### DATASET RECORDS
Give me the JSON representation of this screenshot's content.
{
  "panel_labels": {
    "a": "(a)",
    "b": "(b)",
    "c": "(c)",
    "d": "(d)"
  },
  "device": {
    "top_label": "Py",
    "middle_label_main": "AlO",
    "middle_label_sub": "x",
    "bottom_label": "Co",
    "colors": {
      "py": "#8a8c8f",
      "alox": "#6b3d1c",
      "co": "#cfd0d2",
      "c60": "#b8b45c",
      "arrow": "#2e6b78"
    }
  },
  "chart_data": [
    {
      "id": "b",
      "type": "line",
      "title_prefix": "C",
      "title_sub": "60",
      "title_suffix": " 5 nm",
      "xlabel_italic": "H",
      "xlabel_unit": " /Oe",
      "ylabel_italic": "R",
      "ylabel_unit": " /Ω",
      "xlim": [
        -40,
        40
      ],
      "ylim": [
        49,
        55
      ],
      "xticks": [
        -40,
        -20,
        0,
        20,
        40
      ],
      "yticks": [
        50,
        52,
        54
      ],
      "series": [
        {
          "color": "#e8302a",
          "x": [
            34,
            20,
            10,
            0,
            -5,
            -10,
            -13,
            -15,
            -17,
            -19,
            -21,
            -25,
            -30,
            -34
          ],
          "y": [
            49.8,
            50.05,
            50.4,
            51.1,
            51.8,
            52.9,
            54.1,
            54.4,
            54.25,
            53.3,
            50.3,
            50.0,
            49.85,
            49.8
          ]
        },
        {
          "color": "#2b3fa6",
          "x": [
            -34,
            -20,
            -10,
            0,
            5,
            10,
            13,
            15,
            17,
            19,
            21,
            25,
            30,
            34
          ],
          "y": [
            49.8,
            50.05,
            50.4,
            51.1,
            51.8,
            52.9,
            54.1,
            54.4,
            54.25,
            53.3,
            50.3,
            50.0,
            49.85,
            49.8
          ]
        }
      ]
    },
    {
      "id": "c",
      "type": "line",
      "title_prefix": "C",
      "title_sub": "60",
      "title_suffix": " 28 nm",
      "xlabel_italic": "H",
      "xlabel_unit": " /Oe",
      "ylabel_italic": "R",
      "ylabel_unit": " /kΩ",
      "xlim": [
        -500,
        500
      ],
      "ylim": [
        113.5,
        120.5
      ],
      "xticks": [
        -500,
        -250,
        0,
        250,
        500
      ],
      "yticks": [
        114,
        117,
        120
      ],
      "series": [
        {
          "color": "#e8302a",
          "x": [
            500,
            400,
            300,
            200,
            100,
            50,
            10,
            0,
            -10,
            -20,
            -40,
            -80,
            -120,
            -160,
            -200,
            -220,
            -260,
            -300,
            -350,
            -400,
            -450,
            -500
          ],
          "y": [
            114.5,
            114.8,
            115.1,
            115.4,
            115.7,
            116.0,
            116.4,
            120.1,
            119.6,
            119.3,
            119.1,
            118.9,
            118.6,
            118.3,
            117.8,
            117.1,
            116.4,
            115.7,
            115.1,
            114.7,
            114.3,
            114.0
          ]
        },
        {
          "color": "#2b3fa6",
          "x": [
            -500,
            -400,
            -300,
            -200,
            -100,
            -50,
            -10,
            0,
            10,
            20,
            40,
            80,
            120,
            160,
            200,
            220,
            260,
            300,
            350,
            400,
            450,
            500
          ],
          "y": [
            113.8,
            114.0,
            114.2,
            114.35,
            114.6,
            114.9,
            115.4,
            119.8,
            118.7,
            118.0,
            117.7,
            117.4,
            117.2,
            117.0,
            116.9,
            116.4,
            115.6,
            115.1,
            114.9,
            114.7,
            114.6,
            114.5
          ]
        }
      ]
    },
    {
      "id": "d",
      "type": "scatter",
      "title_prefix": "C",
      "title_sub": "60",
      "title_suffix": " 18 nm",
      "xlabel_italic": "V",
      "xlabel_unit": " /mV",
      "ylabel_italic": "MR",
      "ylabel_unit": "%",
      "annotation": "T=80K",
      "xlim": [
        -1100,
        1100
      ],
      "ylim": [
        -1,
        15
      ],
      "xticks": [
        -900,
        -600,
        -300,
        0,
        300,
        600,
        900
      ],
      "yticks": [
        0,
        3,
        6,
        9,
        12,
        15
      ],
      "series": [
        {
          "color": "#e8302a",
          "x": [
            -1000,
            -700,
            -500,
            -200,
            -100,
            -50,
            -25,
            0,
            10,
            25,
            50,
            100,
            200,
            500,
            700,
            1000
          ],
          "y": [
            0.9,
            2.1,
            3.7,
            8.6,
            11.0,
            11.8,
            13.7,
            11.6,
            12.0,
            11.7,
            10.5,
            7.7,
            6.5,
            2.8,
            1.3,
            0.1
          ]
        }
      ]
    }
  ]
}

### TASK OBJECTIVE
The records above should be restated word for word, please.

### ANSWER TO THIS PROBLEM
Give me the JSON representation of this screenshot's content.
{
  "panel_labels": {
    "a": "(a)",
    "b": "(b)",
    "c": "(c)",
    "d": "(d)"
  },
  "device": {
    "top_label": "Py",
    "middle_label_main": "AlO",
    "middle_label_sub": "x",
    "bottom_label": "Co",
    "colors": {
      "py": "#8a8c8f",
      "alox": "#6b3d1c",
      "co": "#cfd0d2",
      "c60": "#b8b45c",
      "arrow": "#2e6b78"
    }
  },
  "chart_data": [
    {
      "id": "b",
      "type": "line",
      "title_prefix": "C",
      "title_sub": "60",
      "title_suffix": " 5 nm",
      "xlabel_italic": "H",
      "xlabel_unit": " /Oe",
      "ylabel_italic": "R",
      "ylabel_unit": " /Ω",
      "xlim": [
        -40,
        40
      ],
      "ylim": [
        49,
        55
      ],
      "xticks": [
        -40,
        -20,
        0,
        20,
        40
      ],
      "yticks": [
        50,
        52,
        54
      ],
      "series": [
        {
          "color": "#e8302a",
          "x": [
            34,
            20,
            10,
            0,
            -5,
            -10,
            -13,
            -15,
            -17,
            -19,
            -21,
            -25,
            -30,
            -34
          ],
          "y": [
            49.8,
            50.05,
            50.4,
            51.1,
            51.8,
            52.9,
            54.1,
            54.4,
            54.25,
            53.3,
            50.3,
            50.0,
            49.85,
            49.8
          ]
        },
        {
          "color": "#2b3fa6",
          "x": [
            -34,
            -20,
            -10,
            0,
            5,
            10,
            13,
            15,
            17,
            19,
            21,
            25,
            30,
            34
          ],
          "y": [
            49.8,
            50.05,
            50.4,
            51.1,
            51.8,
            52.9,
            54.1,
            54.4,
            54.25,
            53.3,
            50.3,
            50.0,
            49.85,
            49.8
          ]
        }
      ]
    },
    {
      "id": "c",
      "type": "line",
      "title_prefix": "C",
      "title_sub": "60",
      "title_suffix": " 28 nm",
      "xlabel_italic": "H",
      "xlabel_unit": " /Oe",
      "ylabel_italic": "R",
      "ylabel_unit": " /kΩ",
      "xlim": [
        -500,
        500
      ],
      "ylim": [
        113.5,
        120.5
      ],
      "xticks": [
        -500,
        -250,
        0,
        250,
        500
      ],
      "yticks": [
        114,
        117,
        120
      ],
      "series": [
        {
          "color": "#e8302a",
          "x": [
            500,
            400,
            300,
            200,
            100,
            50,
            10,
            0,
            -10,
            -20,
            -40,
            -80,
            -120,
            -160,
            -200,
            -220,
            -260,
            -300,
            -350,
            -400,
            -450,
            -500
          ],
          "y": [
            114.5,
            114.8,
            115.1,
            115.4,
            115.7,
            116.0,
            116.4,
            120.1,
            119.6,
            119.3,
            119.1,
            118.9,
            118.6,
            118.3,
            117.8,
            117.1,
            116.4,
            115.7,
            115.1,
            114.7,
            114.3,
            114.0
          ]
        },
        {
          "color": "#2b3fa6",
          "x": [
            -500,
            -400,
            -300,
            -200,
            -100,
            -50,
            -10,
            0,
            10,
            20,
            40,
            80,
            120,
            160,
            200,
            220,
            260,
            300,
            350,
            400,
            450,
            500
          ],
          "y": [
            113.8,
            114.0,
            114.2,
            114.35,
            114.6,
            114.9,
            115.4,
            119.8,
            118.7,
            118.0,
            117.7,
            117.4,
            117.2,
            117.0,
            116.9,
            116.4,
            115.6,
            115.1,
            114.9,
            114.7,
            114.6,
            114.5
          ]
        }
      ]
    },
    {
      "id": "d",
      "type": "scatter",
      "title_prefix": "C",
      "title_sub": "60",
      "title_suffix": " 18 nm",
      "xlabel_italic": "V",
      "xlabel_unit": " /mV",
      "ylabel_italic": "MR",
      "ylabel_unit": "%",
      "annotation": "T=80K",
      "xlim": [
        -1100,
        1100
      ],
      "ylim": [
        -1,
        15
      ],
      "xticks": [
        -900,
        -600,
        -300,
        0,
        300,
        600,
        900
      ],
      "yticks": [
        0,
        3,
        6,
        9,
        12,
        15
      ],
      "series": [
        {
          "color": "#e8302a",
          "x": [
            -1000,
            -700,
            -500,
            -200,
            -100,
            -50,
            -25,
            0,
            10,
            25,
            50,
            100,
            200,
            500,
            700,
            1000
          ],
          "y": [
            0.9,
            2.1,
            3.7,
            8.6,
            11.0,
            11.8,
            13.7,
            11.6,
            12.0,
            11.7,
            10.5,
            7.7,
            6.5,
            2.8,
            1.3,
            0.1
          ]
        }
      ]
    }
  ]
}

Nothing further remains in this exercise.